> _GIVEN EXERCISE_: Transcribe every entry word for word, leaving out all images.

> _INPUT FOR THIS TASK_:
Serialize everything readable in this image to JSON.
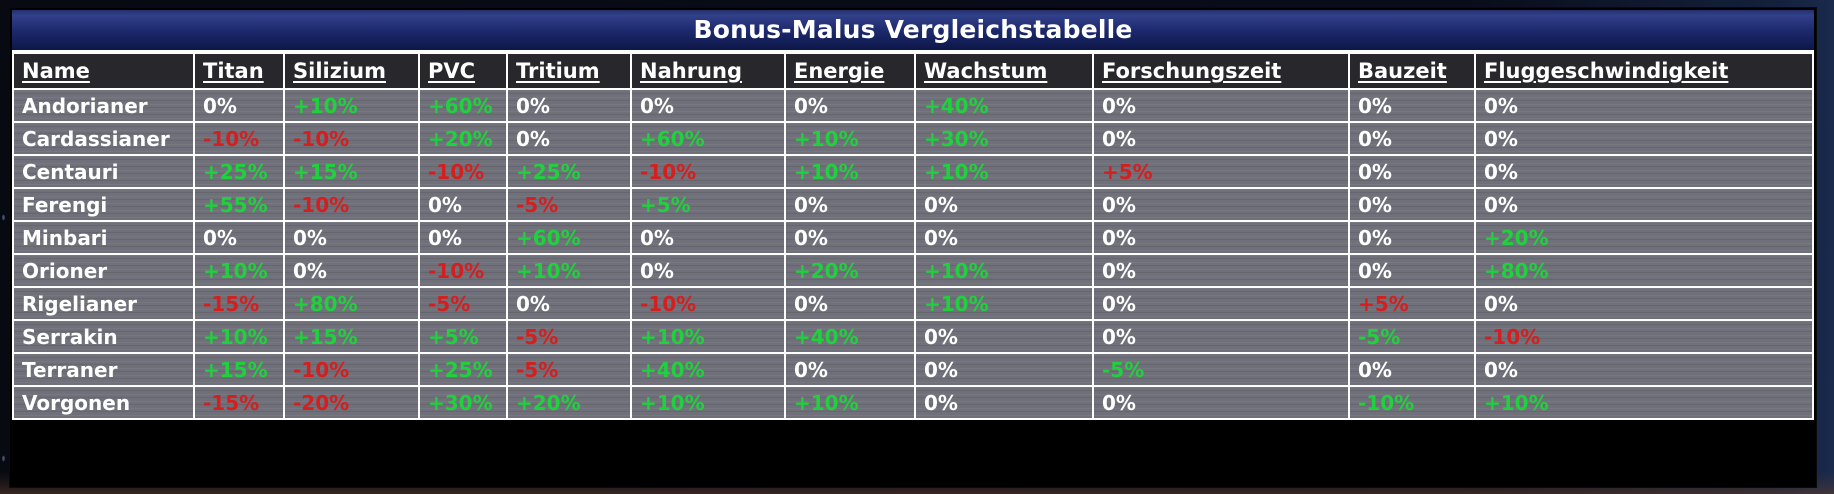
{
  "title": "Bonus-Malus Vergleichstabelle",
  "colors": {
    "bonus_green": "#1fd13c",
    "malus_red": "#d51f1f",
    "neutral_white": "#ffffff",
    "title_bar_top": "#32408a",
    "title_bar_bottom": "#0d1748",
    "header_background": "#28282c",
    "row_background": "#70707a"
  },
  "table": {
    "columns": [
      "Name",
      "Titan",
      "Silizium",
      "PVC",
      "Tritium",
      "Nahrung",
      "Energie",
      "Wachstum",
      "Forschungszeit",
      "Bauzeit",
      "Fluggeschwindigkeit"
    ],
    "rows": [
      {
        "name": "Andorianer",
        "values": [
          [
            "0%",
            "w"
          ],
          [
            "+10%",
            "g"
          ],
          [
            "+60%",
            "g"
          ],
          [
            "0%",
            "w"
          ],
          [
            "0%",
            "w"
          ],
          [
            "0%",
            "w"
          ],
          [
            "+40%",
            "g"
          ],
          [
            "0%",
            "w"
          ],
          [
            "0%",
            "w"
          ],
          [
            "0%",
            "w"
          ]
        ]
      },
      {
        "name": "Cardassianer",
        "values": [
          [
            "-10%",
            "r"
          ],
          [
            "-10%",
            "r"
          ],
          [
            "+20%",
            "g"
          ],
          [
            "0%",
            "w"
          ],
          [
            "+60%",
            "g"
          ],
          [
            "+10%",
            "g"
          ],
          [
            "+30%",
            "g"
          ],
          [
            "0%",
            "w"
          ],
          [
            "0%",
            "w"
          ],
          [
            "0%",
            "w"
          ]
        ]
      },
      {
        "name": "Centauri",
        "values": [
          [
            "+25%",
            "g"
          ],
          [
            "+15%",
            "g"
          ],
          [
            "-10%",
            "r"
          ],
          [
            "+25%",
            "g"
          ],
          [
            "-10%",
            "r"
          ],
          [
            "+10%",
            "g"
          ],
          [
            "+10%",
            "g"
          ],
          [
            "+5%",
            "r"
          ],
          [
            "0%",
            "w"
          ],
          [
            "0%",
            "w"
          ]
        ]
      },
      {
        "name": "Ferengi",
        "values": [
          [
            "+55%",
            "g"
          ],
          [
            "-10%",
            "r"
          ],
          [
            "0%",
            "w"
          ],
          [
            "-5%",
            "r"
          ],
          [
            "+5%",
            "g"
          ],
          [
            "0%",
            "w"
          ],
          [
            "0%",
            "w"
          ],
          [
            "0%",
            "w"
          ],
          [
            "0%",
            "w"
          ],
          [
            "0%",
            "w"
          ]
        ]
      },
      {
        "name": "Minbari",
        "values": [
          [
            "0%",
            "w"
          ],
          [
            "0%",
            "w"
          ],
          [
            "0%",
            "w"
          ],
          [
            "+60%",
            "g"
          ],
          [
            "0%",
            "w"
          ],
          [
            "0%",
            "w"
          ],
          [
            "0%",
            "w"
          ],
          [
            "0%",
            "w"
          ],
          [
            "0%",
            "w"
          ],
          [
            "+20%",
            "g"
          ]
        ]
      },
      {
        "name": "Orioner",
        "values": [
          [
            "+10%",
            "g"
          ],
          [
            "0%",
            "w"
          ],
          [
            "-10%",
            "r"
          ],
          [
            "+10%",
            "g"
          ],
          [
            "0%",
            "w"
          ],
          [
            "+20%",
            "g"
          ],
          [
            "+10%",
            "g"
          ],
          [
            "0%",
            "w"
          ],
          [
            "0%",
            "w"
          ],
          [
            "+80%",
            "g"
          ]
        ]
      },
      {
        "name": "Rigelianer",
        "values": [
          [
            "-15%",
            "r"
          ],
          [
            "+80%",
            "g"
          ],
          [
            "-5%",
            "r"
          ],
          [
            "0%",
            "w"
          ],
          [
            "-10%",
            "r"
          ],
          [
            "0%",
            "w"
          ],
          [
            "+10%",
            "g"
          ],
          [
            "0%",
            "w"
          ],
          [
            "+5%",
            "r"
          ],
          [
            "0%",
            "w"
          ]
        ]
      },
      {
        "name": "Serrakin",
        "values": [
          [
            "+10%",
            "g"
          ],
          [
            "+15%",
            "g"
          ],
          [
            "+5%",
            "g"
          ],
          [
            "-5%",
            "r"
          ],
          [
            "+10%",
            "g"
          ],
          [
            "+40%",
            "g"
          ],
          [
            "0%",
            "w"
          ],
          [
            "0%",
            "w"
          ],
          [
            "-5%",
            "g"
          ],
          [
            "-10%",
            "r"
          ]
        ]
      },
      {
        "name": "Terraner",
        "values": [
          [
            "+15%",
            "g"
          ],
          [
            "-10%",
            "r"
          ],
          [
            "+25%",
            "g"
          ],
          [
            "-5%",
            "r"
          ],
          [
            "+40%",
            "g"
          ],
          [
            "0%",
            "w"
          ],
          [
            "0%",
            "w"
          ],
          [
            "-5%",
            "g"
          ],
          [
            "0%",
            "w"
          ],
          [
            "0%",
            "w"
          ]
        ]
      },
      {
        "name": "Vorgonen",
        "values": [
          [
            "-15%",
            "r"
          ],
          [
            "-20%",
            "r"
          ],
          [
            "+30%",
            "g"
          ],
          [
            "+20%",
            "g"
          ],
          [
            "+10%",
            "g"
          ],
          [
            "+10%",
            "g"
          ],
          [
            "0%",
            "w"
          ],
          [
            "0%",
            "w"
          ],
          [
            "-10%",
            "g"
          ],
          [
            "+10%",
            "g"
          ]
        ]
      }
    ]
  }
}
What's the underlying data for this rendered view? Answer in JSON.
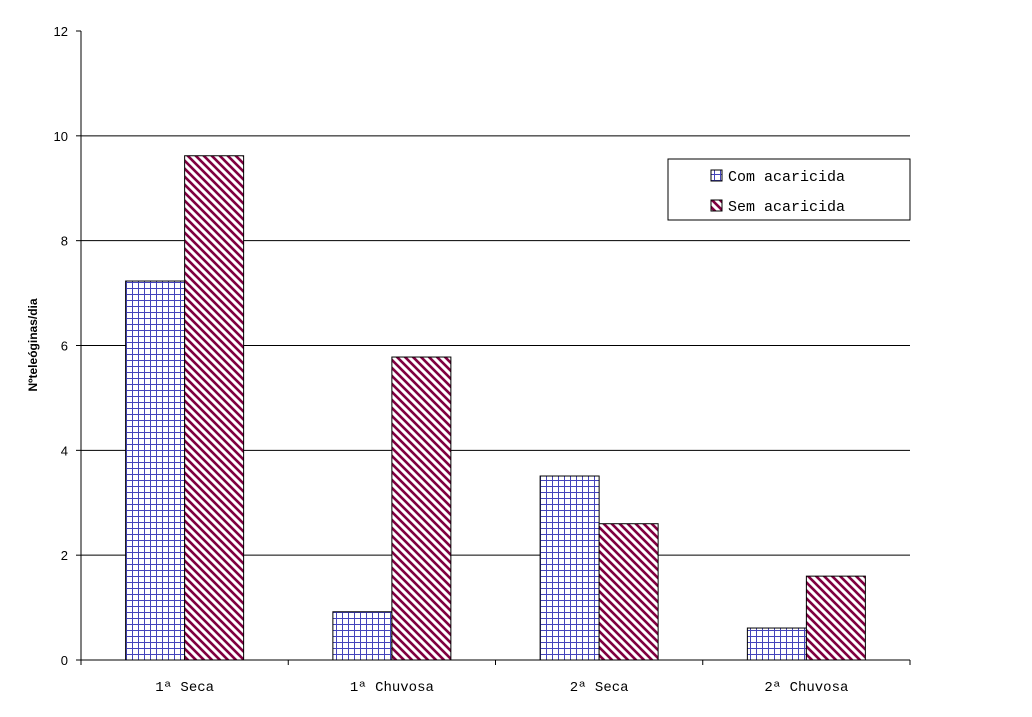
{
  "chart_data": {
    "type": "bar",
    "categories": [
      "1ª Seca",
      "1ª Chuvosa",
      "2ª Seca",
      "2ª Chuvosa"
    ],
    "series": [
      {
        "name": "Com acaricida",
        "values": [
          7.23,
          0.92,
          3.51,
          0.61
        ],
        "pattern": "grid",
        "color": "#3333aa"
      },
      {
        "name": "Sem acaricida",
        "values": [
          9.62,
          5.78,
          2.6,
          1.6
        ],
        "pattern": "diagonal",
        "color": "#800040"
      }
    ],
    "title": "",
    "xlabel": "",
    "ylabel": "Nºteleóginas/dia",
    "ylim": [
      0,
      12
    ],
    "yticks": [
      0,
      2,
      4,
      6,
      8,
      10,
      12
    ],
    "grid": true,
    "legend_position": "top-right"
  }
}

> _REPLY TO THE EXERCISE_:
Serialize everything readable in this image to JSON.
{
  "title": "Bonus-Malus Vergleichstabelle",
  "colors": {
    "bonus_green": "#1fd13c",
    "malus_red": "#d51f1f",
    "neutral_white": "#ffffff",
    "title_bar_top": "#32408a",
    "title_bar_bottom": "#0d1748",
    "header_background": "#28282c",
    "row_background": "#70707a"
  },
  "table": {
    "columns": [
      "Name",
      "Titan",
      "Silizium",
      "PVC",
      "Tritium",
      "Nahrung",
      "Energie",
      "Wachstum",
      "Forschungszeit",
      "Bauzeit",
      "Fluggeschwindigkeit"
    ],
    "rows": [
      {
        "name": "Andorianer",
        "values": [
          [
            "0%",
            "w"
          ],
          [
            "+10%",
            "g"
          ],
          [
            "+60%",
            "g"
          ],
          [
            "0%",
            "w"
          ],
          [
            "0%",
            "w"
          ],
          [
            "0%",
            "w"
          ],
          [
            "+40%",
            "g"
          ],
          [
            "0%",
            "w"
          ],
          [
            "0%",
            "w"
          ],
          [
            "0%",
            "w"
          ]
        ]
      },
      {
        "name": "Cardassianer",
        "values": [
          [
            "-10%",
            "r"
          ],
          [
            "-10%",
            "r"
          ],
          [
            "+20%",
            "g"
          ],
          [
            "0%",
            "w"
          ],
          [
            "+60%",
            "g"
          ],
          [
            "+10%",
            "g"
          ],
          [
            "+30%",
            "g"
          ],
          [
            "0%",
            "w"
          ],
          [
            "0%",
            "w"
          ],
          [
            "0%",
            "w"
          ]
        ]
      },
      {
        "name": "Centauri",
        "values": [
          [
            "+25%",
            "g"
          ],
          [
            "+15%",
            "g"
          ],
          [
            "-10%",
            "r"
          ],
          [
            "+25%",
            "g"
          ],
          [
            "-10%",
            "r"
          ],
          [
            "+10%",
            "g"
          ],
          [
            "+10%",
            "g"
          ],
          [
            "+5%",
            "r"
          ],
          [
            "0%",
            "w"
          ],
          [
            "0%",
            "w"
          ]
        ]
      },
      {
        "name": "Ferengi",
        "values": [
          [
            "+55%",
            "g"
          ],
          [
            "-10%",
            "r"
          ],
          [
            "0%",
            "w"
          ],
          [
            "-5%",
            "r"
          ],
          [
            "+5%",
            "g"
          ],
          [
            "0%",
            "w"
          ],
          [
            "0%",
            "w"
          ],
          [
            "0%",
            "w"
          ],
          [
            "0%",
            "w"
          ],
          [
            "0%",
            "w"
          ]
        ]
      },
      {
        "name": "Minbari",
        "values": [
          [
            "0%",
            "w"
          ],
          [
            "0%",
            "w"
          ],
          [
            "0%",
            "w"
          ],
          [
            "+60%",
            "g"
          ],
          [
            "0%",
            "w"
          ],
          [
            "0%",
            "w"
          ],
          [
            "0%",
            "w"
          ],
          [
            "0%",
            "w"
          ],
          [
            "0%",
            "w"
          ],
          [
            "+20%",
            "g"
          ]
        ]
      },
      {
        "name": "Orioner",
        "values": [
          [
            "+10%",
            "g"
          ],
          [
            "0%",
            "w"
          ],
          [
            "-10%",
            "r"
          ],
          [
            "+10%",
            "g"
          ],
          [
            "0%",
            "w"
          ],
          [
            "+20%",
            "g"
          ],
          [
            "+10%",
            "g"
          ],
          [
            "0%",
            "w"
          ],
          [
            "0%",
            "w"
          ],
          [
            "+80%",
            "g"
          ]
        ]
      },
      {
        "name": "Rigelianer",
        "values": [
          [
            "-15%",
            "r"
          ],
          [
            "+80%",
            "g"
          ],
          [
            "-5%",
            "r"
          ],
          [
            "0%",
            "w"
          ],
          [
            "-10%",
            "r"
          ],
          [
            "0%",
            "w"
          ],
          [
            "+10%",
            "g"
          ],
          [
            "0%",
            "w"
          ],
          [
            "+5%",
            "r"
          ],
          [
            "0%",
            "w"
          ]
        ]
      },
      {
        "name": "Serrakin",
        "values": [
          [
            "+10%",
            "g"
          ],
          [
            "+15%",
            "g"
          ],
          [
            "+5%",
            "g"
          ],
          [
            "-5%",
            "r"
          ],
          [
            "+10%",
            "g"
          ],
          [
            "+40%",
            "g"
          ],
          [
            "0%",
            "w"
          ],
          [
            "0%",
            "w"
          ],
          [
            "-5%",
            "g"
          ],
          [
            "-10%",
            "r"
          ]
        ]
      },
      {
        "name": "Terraner",
        "values": [
          [
            "+15%",
            "g"
          ],
          [
            "-10%",
            "r"
          ],
          [
            "+25%",
            "g"
          ],
          [
            "-5%",
            "r"
          ],
          [
            "+40%",
            "g"
          ],
          [
            "0%",
            "w"
          ],
          [
            "0%",
            "w"
          ],
          [
            "-5%",
            "g"
          ],
          [
            "0%",
            "w"
          ],
          [
            "0%",
            "w"
          ]
        ]
      },
      {
        "name": "Vorgonen",
        "values": [
          [
            "-15%",
            "r"
          ],
          [
            "-20%",
            "r"
          ],
          [
            "+30%",
            "g"
          ],
          [
            "+20%",
            "g"
          ],
          [
            "+10%",
            "g"
          ],
          [
            "+10%",
            "g"
          ],
          [
            "0%",
            "w"
          ],
          [
            "0%",
            "w"
          ],
          [
            "-10%",
            "g"
          ],
          [
            "+10%",
            "g"
          ]
        ]
      }
    ]
  }
}
What's the underlying data for this rendered view? Answer in JSON.
{
  "chart_data": {
    "type": "bar",
    "categories": [
      "1ª Seca",
      "1ª Chuvosa",
      "2ª Seca",
      "2ª Chuvosa"
    ],
    "series": [
      {
        "name": "Com acaricida",
        "values": [
          7.23,
          0.92,
          3.51,
          0.61
        ],
        "pattern": "grid",
        "color": "#3333aa"
      },
      {
        "name": "Sem acaricida",
        "values": [
          9.62,
          5.78,
          2.6,
          1.6
        ],
        "pattern": "diagonal",
        "color": "#800040"
      }
    ],
    "title": "",
    "xlabel": "",
    "ylabel": "Nºteleóginas/dia",
    "ylim": [
      0,
      12
    ],
    "yticks": [
      0,
      2,
      4,
      6,
      8,
      10,
      12
    ],
    "grid": true,
    "legend_position": "top-right"
  }
}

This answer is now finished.